## start Listed records

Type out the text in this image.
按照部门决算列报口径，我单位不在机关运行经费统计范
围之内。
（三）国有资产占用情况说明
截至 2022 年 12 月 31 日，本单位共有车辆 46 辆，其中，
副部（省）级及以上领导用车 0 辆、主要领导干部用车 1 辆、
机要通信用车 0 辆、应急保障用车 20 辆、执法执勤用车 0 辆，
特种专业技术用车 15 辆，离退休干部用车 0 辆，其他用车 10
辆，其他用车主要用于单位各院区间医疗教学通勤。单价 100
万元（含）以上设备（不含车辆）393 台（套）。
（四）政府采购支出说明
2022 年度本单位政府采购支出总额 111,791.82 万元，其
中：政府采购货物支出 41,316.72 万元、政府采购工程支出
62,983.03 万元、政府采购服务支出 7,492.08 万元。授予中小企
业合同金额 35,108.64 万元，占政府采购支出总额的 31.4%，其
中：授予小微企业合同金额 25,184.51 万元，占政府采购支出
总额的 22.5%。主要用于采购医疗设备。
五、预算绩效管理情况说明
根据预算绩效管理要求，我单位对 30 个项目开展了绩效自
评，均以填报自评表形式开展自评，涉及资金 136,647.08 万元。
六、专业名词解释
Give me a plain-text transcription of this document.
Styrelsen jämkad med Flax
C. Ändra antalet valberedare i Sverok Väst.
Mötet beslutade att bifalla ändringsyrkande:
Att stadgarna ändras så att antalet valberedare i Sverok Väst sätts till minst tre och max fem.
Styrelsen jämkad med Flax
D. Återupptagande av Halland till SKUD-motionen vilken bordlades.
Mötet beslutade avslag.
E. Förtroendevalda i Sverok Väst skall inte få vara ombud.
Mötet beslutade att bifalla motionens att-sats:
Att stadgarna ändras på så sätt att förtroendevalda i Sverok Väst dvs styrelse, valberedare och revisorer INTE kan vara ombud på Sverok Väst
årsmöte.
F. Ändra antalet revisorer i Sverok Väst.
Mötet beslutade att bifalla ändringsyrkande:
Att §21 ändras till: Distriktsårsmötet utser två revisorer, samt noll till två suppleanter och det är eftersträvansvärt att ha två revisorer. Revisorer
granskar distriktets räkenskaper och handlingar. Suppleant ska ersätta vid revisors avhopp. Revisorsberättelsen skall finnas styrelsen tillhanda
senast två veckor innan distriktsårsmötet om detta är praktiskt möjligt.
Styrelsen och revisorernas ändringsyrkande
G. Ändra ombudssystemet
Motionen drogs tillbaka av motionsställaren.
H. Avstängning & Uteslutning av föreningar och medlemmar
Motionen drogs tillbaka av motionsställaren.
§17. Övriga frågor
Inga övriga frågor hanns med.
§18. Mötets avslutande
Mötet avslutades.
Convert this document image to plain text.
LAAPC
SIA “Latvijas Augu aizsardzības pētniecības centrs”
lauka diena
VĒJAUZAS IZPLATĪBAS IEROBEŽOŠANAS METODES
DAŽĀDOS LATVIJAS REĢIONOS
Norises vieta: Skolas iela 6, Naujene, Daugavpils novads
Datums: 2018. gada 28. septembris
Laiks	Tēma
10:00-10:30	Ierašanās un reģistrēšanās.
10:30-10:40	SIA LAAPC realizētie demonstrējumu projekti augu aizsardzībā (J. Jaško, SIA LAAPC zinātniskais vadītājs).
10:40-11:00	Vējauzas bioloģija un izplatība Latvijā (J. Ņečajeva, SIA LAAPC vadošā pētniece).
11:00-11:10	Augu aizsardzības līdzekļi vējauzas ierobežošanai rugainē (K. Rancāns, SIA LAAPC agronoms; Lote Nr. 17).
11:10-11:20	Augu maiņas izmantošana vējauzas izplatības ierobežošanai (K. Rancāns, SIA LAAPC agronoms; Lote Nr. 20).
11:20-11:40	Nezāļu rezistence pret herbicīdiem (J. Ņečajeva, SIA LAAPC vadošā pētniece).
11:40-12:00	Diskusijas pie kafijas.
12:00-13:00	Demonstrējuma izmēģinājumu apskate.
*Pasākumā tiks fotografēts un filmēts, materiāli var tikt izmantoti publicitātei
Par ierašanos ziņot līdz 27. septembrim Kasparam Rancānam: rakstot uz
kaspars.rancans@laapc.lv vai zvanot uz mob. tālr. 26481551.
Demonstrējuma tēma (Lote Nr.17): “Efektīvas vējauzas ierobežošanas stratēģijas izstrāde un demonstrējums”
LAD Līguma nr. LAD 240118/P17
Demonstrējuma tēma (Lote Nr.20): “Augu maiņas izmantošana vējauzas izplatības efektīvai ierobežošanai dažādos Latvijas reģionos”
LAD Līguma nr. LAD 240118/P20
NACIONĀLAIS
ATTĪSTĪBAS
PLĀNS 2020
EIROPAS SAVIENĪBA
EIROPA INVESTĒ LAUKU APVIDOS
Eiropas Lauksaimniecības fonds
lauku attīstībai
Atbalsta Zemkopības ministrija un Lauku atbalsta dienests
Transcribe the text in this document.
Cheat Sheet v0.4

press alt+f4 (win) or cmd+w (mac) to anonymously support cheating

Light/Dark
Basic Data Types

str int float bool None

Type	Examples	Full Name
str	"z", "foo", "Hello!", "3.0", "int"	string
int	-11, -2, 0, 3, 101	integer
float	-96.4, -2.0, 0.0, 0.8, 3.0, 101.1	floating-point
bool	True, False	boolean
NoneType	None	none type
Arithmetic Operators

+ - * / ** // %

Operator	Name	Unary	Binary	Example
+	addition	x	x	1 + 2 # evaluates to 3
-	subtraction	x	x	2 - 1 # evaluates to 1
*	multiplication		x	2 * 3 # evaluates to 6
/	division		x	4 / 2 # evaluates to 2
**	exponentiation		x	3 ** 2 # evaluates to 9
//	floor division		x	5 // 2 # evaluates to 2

## end Listed records

Task brief: From the data above, gather every line that includes the word "Sverok".

Full output:
C. Ändra antalet valberedare i Sverok Väst.
Att stadgarna ändras så att antalet valberedare i Sverok Väst sätts till minst tre och max fem.
E. Förtroendevalda i Sverok Väst skall inte få vara ombud.
Att stadgarna ändras på så sätt att förtroendevalda i Sverok Väst dvs styrelse, valberedare och revisorer INTE kan vara ombud på Sverok Väst
F. Ändra antalet revisorer i Sverok Väst.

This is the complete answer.